Your instructions: Where a line in the listing contains the string "title", copy that line out.
----------------------------------------
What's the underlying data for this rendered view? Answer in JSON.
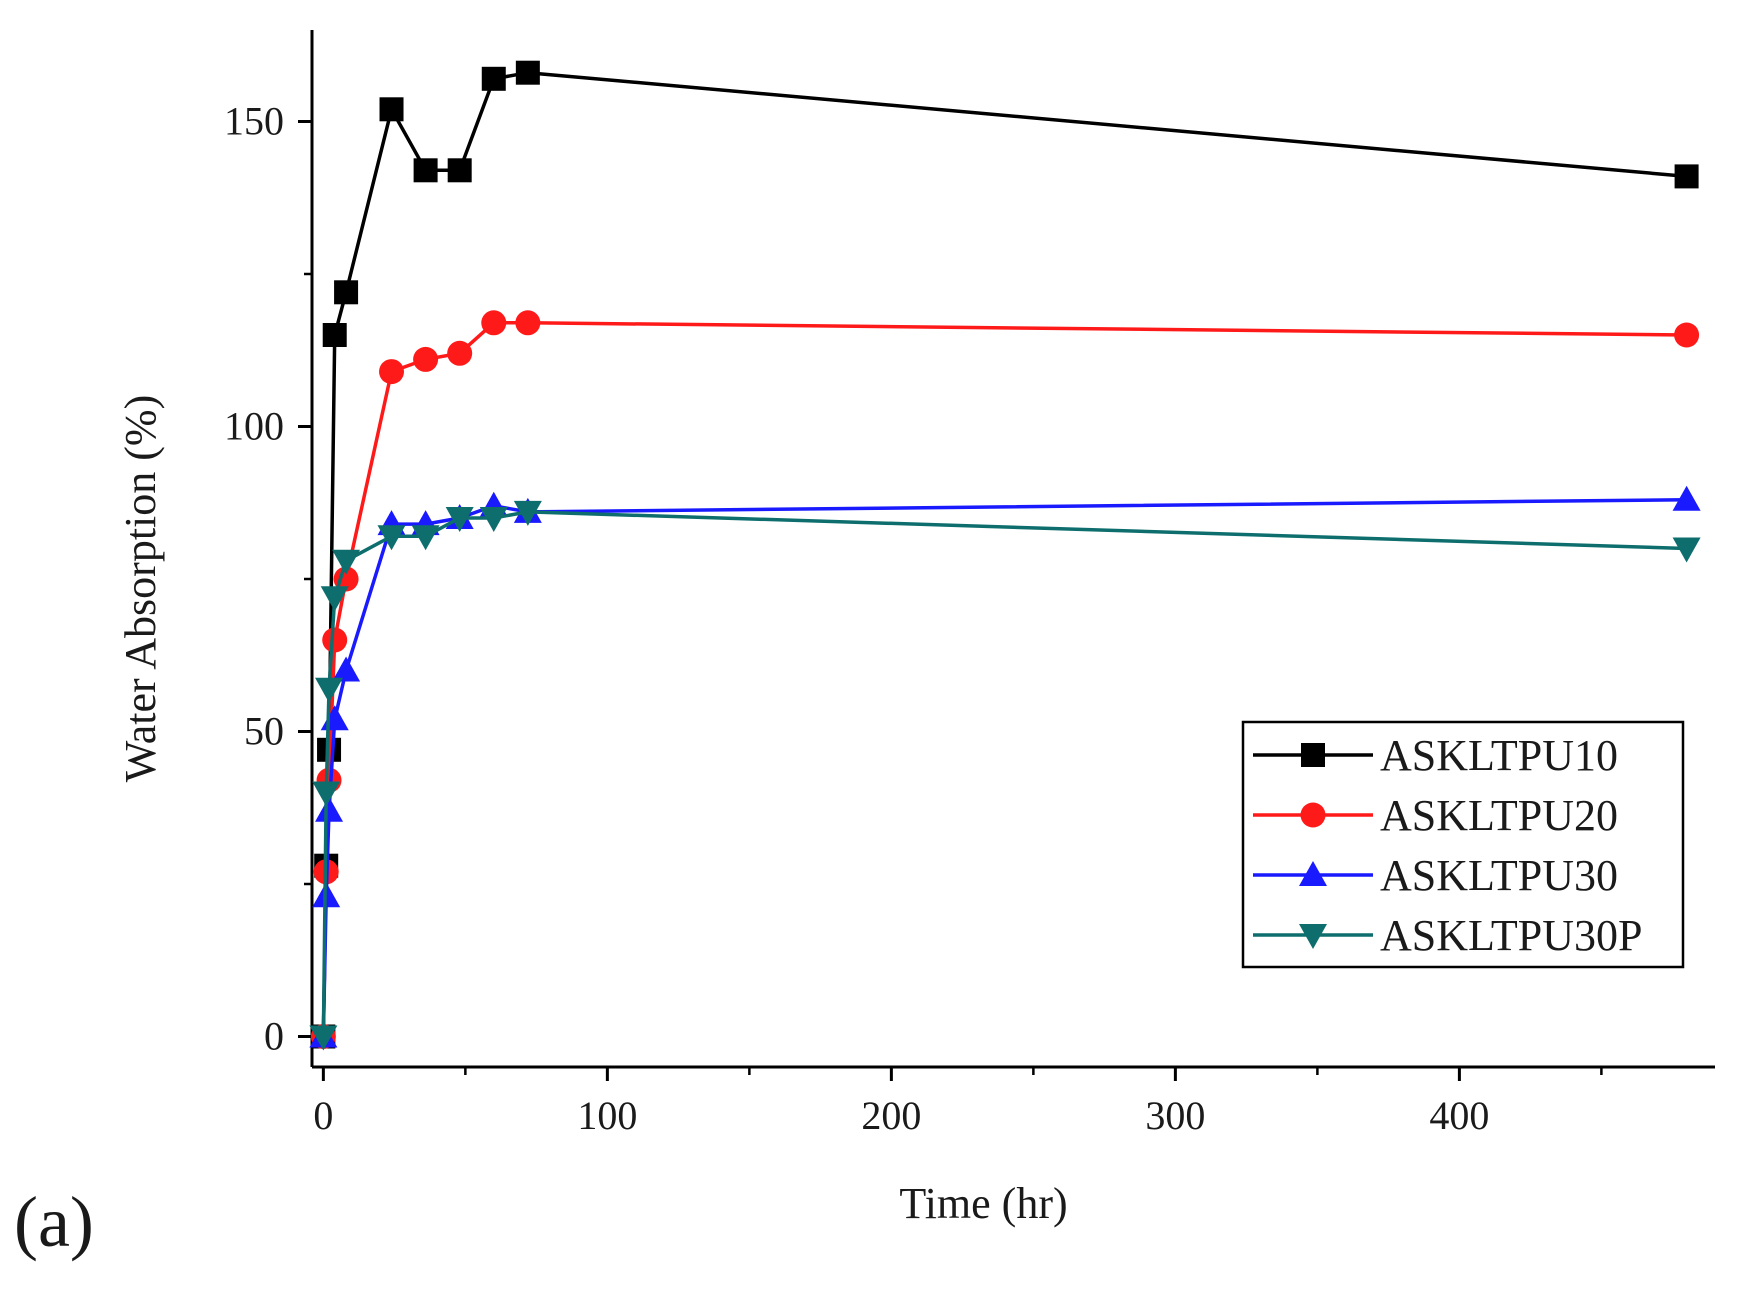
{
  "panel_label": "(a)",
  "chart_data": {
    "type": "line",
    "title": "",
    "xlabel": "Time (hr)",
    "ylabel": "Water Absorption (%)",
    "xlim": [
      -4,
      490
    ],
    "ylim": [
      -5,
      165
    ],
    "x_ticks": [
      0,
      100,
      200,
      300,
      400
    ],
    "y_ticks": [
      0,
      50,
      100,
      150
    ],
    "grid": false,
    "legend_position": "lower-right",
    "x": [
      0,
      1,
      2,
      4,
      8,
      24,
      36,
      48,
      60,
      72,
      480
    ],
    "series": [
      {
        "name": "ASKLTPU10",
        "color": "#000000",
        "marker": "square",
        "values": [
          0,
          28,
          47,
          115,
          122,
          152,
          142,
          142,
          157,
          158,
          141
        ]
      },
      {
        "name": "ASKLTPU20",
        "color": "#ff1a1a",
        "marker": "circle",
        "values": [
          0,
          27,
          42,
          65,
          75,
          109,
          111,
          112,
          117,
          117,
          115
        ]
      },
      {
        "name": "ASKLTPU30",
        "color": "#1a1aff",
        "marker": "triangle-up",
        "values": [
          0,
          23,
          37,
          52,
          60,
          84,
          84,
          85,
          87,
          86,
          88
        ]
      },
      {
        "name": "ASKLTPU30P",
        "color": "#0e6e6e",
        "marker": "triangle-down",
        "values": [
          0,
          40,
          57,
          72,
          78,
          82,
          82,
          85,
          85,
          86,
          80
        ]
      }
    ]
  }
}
----------------------------------------
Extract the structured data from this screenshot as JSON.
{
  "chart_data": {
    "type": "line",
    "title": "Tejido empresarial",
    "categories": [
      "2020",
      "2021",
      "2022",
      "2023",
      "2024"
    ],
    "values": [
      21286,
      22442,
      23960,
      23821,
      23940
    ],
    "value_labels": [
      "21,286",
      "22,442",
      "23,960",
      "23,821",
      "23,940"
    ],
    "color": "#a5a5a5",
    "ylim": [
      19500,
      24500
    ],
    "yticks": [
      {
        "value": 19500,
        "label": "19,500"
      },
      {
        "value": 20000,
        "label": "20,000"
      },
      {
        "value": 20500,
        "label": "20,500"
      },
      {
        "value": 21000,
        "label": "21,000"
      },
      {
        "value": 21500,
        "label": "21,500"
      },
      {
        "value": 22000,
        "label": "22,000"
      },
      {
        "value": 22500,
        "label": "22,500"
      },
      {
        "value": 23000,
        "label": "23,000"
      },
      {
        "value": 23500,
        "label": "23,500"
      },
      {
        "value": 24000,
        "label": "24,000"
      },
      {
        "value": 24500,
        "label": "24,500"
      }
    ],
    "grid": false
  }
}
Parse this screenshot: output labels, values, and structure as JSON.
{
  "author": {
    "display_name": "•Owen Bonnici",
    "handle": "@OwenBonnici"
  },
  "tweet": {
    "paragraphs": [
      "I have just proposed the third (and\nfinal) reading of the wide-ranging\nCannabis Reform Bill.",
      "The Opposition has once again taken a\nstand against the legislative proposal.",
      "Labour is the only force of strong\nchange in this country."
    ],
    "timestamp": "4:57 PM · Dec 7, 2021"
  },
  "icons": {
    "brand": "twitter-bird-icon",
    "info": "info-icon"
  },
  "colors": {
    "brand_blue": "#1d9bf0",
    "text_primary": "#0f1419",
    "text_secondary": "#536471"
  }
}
----------------------------------------
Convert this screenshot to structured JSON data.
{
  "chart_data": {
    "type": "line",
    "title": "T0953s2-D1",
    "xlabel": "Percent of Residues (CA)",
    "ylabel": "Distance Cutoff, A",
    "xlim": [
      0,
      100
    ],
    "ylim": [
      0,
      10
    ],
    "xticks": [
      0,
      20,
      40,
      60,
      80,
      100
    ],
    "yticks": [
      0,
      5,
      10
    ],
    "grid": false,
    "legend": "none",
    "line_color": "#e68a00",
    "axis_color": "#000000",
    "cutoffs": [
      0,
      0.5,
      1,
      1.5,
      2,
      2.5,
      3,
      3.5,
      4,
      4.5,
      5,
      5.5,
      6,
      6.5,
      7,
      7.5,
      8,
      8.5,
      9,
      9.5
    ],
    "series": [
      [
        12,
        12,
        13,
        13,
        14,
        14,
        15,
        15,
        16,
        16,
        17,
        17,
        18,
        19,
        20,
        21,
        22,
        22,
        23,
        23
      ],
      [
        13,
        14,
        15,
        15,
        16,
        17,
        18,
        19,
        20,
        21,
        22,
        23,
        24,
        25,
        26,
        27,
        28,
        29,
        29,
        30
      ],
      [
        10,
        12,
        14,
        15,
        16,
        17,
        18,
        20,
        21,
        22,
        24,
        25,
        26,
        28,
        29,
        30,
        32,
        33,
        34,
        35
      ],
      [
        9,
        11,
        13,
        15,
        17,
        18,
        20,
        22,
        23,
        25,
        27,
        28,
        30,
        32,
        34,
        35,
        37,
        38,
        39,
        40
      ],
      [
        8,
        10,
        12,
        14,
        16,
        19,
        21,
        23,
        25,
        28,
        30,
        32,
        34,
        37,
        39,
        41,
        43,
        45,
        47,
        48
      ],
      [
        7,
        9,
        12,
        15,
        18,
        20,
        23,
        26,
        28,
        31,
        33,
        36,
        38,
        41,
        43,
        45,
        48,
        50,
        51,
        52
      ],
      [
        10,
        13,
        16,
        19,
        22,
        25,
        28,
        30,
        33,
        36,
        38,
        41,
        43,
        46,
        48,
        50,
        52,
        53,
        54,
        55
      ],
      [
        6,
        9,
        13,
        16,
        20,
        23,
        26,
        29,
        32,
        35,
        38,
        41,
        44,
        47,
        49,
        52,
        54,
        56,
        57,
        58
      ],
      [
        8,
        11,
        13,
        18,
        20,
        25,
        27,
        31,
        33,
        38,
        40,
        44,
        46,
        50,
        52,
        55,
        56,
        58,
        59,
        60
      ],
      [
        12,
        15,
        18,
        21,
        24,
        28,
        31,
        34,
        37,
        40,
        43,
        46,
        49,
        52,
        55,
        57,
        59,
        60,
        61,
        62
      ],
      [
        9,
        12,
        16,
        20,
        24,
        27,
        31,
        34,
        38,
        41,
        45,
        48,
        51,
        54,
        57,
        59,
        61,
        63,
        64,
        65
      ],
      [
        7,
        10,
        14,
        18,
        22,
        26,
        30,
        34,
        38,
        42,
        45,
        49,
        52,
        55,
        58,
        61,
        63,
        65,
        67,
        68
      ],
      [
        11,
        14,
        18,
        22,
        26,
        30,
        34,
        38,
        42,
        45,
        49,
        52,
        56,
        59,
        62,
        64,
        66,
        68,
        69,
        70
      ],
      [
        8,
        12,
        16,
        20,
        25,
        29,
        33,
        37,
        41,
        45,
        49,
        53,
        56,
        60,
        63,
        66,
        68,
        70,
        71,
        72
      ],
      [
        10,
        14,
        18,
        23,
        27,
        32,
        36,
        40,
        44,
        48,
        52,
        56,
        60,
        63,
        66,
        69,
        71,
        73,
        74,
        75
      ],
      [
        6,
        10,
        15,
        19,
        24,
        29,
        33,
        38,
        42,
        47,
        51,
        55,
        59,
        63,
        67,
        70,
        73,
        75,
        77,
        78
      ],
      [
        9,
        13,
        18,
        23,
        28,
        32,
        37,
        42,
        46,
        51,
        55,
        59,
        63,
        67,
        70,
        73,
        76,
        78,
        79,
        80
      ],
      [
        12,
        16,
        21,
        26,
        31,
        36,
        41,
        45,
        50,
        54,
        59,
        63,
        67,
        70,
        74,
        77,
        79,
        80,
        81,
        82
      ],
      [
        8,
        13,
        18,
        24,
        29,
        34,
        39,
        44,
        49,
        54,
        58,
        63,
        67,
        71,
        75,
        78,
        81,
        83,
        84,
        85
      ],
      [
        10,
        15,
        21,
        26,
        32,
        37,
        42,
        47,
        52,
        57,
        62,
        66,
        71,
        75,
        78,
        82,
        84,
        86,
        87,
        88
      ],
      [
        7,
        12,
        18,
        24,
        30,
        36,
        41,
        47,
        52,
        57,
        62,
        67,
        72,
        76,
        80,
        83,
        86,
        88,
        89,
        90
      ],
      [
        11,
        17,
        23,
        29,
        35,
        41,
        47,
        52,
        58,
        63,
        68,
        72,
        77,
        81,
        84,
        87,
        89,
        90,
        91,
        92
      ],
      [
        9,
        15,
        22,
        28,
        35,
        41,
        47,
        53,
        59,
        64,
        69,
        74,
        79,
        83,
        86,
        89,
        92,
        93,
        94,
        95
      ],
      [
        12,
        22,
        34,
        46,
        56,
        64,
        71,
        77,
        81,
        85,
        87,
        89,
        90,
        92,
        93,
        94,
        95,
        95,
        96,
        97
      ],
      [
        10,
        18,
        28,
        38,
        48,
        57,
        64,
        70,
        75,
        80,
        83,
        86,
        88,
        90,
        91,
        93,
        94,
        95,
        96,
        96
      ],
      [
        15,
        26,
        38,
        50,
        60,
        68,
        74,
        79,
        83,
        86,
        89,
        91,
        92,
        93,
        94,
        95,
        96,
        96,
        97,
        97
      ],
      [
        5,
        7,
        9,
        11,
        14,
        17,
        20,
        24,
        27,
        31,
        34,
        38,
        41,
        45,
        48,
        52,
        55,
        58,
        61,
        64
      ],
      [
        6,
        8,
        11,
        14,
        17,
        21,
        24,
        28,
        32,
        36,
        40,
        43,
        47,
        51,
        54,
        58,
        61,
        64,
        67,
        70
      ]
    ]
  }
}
----------------------------------------
Exercise solution:
    "title": "",
    "title": "Tejido empresarial",
    "title": "T0953s2-D1",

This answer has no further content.